§ **Exercise description**
Work through the data line by line, gathering every line that has the word "item".

§ **Material for this exercise**
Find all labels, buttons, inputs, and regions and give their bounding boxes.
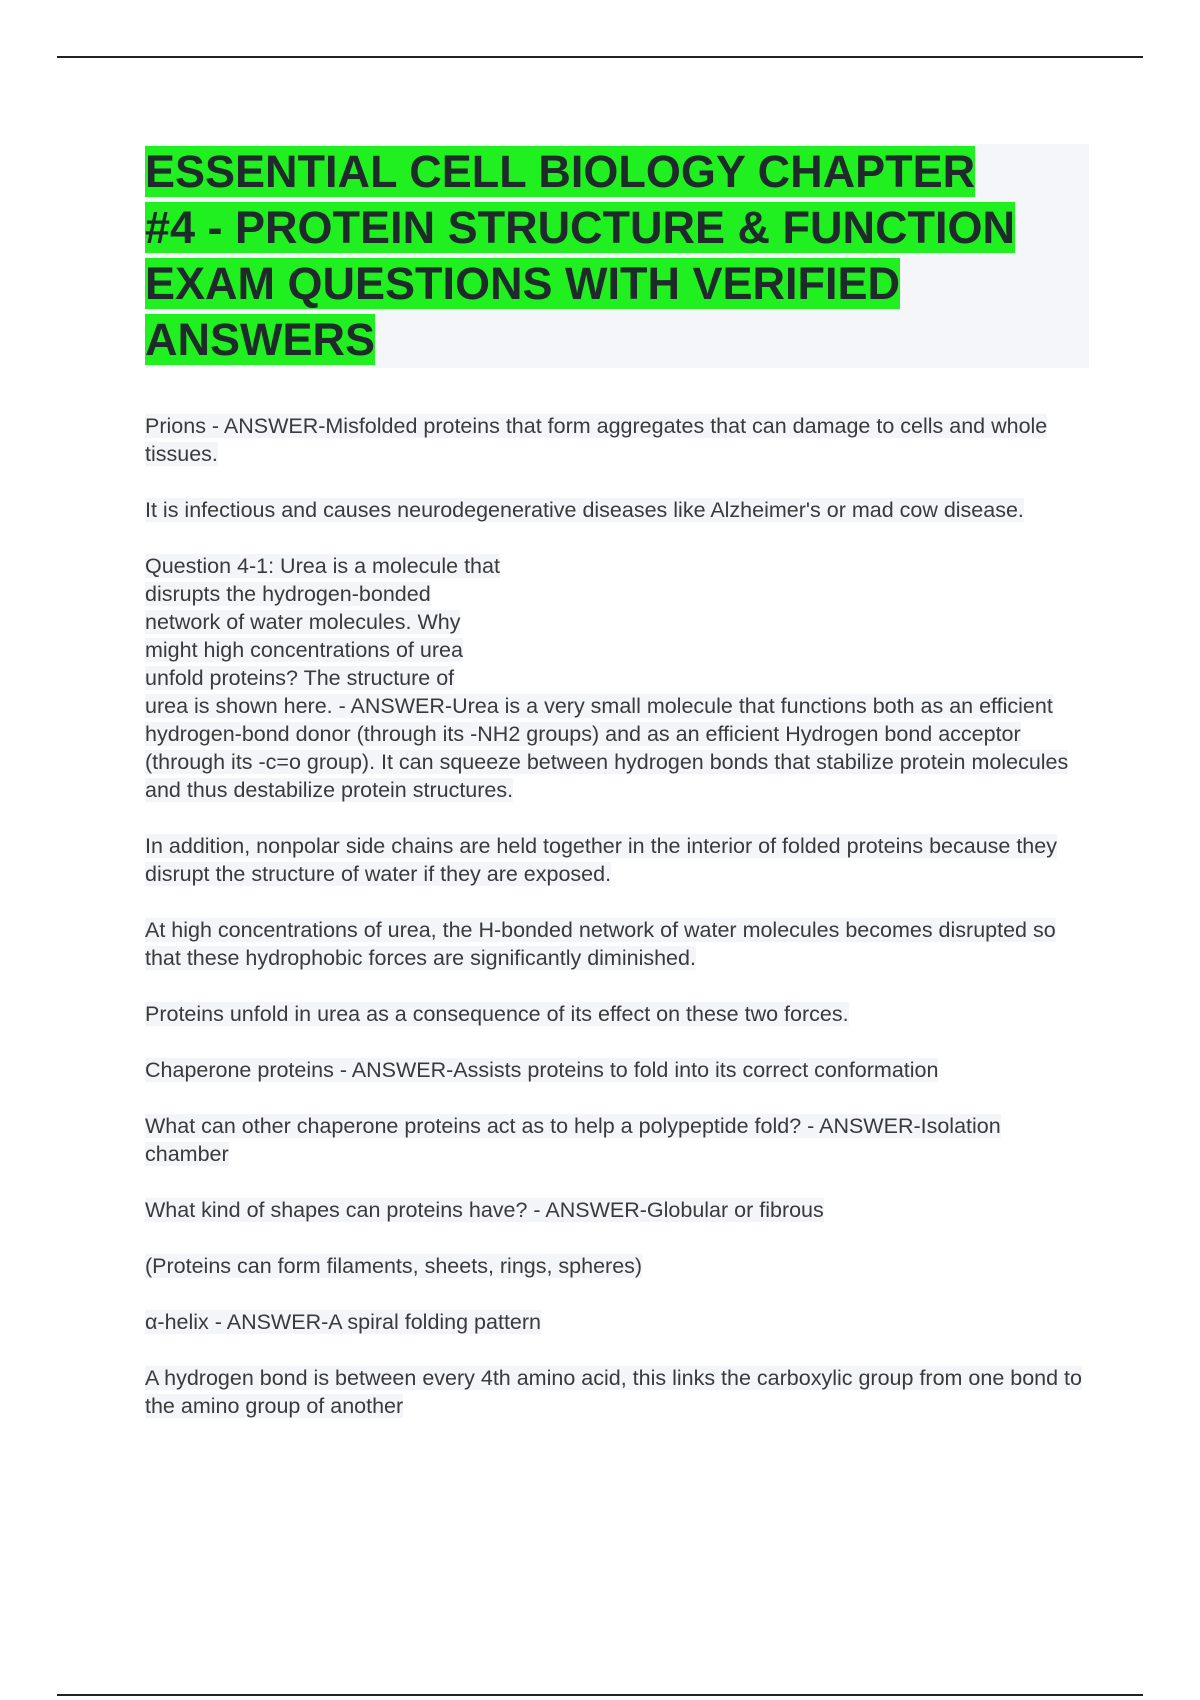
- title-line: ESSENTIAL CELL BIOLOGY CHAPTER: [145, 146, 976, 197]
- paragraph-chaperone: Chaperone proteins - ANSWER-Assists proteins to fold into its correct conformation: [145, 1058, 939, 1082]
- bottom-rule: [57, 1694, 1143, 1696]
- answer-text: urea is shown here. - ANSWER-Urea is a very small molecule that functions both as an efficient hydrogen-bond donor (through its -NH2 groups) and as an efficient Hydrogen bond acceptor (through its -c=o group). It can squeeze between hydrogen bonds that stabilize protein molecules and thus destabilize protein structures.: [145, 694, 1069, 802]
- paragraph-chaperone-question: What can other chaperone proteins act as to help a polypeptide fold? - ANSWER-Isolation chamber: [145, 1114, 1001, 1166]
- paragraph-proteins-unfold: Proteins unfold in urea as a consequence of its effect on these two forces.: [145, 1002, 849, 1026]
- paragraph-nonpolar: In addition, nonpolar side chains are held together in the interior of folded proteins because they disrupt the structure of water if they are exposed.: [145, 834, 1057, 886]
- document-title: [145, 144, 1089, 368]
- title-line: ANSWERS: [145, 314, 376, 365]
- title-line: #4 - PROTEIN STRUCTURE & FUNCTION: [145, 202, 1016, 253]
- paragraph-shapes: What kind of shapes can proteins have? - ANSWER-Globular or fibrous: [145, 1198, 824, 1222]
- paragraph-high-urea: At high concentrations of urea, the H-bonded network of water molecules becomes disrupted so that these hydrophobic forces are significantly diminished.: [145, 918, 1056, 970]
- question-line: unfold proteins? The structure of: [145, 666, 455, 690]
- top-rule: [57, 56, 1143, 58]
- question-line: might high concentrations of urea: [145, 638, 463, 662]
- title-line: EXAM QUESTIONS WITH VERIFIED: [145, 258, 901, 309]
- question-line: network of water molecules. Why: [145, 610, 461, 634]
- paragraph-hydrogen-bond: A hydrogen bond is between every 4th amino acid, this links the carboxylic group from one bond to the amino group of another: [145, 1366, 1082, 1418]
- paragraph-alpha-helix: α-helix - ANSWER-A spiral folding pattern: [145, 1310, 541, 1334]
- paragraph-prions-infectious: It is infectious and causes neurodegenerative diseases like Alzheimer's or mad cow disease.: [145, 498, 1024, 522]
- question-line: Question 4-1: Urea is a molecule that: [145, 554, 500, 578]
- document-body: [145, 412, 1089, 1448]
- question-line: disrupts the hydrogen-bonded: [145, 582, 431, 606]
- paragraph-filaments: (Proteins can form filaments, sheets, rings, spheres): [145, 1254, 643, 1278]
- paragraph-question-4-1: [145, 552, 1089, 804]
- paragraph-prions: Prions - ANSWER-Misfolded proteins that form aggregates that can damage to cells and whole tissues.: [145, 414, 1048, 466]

---

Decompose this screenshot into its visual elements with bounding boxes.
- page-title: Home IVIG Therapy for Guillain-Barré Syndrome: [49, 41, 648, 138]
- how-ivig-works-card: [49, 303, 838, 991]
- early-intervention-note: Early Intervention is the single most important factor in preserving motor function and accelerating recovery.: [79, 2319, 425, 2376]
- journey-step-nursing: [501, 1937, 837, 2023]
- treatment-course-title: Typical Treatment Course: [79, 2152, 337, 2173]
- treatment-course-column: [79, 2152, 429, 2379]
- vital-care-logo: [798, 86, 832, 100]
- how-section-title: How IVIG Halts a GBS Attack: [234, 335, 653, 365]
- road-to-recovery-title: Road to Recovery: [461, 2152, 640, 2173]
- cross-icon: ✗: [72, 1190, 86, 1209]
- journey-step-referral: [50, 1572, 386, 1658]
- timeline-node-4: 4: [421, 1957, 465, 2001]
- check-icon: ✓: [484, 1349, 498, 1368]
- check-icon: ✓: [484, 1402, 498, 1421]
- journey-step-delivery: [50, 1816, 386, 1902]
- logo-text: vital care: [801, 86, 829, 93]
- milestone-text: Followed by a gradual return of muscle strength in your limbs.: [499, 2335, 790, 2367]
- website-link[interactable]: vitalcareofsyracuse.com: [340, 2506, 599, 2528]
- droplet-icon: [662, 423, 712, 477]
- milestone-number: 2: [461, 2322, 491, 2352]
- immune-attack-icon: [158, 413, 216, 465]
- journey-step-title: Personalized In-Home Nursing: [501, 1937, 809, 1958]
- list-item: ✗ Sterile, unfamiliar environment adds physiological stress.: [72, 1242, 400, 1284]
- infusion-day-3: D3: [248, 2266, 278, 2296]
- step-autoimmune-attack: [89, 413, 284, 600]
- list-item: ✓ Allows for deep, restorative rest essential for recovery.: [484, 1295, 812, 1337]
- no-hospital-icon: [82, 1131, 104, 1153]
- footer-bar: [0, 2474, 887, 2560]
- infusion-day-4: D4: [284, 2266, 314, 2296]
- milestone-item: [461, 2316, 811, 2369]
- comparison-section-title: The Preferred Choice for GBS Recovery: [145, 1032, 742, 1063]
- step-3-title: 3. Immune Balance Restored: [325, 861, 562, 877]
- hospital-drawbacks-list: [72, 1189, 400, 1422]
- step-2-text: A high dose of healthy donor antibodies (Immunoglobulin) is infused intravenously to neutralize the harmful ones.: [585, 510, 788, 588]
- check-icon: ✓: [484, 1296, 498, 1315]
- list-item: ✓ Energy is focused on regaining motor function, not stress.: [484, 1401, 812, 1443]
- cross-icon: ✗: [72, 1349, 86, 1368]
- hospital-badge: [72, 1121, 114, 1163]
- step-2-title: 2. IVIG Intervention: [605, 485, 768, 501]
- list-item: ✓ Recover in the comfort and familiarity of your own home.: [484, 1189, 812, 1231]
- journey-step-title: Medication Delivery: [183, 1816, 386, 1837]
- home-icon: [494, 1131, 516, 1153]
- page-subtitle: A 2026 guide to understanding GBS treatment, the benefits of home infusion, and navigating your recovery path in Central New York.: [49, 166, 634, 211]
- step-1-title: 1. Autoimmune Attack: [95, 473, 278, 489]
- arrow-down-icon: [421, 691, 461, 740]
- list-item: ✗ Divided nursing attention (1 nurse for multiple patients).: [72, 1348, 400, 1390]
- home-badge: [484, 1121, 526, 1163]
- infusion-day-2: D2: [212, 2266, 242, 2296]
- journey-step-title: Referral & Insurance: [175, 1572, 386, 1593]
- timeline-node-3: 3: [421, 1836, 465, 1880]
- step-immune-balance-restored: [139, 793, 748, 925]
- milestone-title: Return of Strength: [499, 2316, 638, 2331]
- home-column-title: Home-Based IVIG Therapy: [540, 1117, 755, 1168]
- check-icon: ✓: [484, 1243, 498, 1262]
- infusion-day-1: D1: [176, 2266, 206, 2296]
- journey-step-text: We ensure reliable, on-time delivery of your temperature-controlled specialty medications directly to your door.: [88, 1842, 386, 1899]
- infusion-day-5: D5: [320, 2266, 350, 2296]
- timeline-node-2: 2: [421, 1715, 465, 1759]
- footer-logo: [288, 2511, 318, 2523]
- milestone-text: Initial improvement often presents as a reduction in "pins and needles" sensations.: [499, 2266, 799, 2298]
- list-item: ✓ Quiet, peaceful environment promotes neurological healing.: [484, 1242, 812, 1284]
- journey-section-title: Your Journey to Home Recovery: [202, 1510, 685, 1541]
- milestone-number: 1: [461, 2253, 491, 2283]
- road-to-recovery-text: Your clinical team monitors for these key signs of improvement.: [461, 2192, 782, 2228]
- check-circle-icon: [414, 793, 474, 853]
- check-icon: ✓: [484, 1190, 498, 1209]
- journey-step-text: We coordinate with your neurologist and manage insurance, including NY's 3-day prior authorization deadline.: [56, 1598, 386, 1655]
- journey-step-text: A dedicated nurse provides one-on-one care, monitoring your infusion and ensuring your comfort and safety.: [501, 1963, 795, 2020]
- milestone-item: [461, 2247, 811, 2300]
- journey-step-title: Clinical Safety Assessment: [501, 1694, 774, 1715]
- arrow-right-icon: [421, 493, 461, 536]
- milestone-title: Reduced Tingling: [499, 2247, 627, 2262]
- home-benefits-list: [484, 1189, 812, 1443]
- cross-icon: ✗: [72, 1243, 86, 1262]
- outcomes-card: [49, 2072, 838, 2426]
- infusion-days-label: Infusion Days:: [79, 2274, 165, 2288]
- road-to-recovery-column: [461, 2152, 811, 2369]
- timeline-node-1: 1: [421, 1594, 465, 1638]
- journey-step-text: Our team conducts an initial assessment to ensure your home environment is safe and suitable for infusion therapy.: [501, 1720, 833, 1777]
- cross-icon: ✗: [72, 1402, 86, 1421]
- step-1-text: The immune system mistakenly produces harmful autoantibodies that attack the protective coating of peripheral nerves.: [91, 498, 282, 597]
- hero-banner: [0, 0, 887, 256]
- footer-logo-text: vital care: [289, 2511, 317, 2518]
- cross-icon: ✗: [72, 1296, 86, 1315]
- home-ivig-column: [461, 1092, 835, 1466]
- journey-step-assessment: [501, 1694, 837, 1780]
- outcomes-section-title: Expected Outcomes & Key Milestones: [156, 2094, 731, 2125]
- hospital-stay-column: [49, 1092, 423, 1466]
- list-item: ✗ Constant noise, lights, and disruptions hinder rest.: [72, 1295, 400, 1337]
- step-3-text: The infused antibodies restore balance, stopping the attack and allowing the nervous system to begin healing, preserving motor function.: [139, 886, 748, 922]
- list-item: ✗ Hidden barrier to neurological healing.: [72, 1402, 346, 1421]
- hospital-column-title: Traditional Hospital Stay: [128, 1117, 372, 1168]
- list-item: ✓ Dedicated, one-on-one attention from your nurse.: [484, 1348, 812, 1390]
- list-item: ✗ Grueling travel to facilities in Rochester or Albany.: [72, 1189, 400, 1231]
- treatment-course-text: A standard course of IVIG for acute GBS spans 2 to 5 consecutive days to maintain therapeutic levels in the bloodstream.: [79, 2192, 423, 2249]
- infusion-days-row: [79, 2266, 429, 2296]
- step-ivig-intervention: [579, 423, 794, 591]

§ **Reply**
- list-item: ✗ Sterile, unfamiliar environment adds physiological stress.: [72, 1242, 400, 1284]
- list-item: ✓ Allows for deep, restorative rest essential for recovery.: [484, 1295, 812, 1337]
- milestone-item: [461, 2316, 811, 2369]
- list-item: ✓ Energy is focused on regaining motor function, not stress.: [484, 1401, 812, 1443]
- list-item: ✓ Recover in the comfort and familiarity of your own home.: [484, 1189, 812, 1231]
- list-item: ✗ Divided nursing attention (1 nurse for multiple patients).: [72, 1348, 400, 1390]
- list-item: ✓ Quiet, peaceful environment promotes neurological healing.: [484, 1242, 812, 1284]
- milestone-item: [461, 2247, 811, 2300]
- list-item: ✗ Constant noise, lights, and disruptions hinder rest.: [72, 1295, 400, 1337]
- list-item: ✗ Hidden barrier to neurological healing.: [72, 1402, 346, 1421]
- list-item: ✓ Dedicated, one-on-one attention from your nurse.: [484, 1348, 812, 1390]
- list-item: ✗ Grueling travel to facilities in Rochester or Albany.: [72, 1189, 400, 1231]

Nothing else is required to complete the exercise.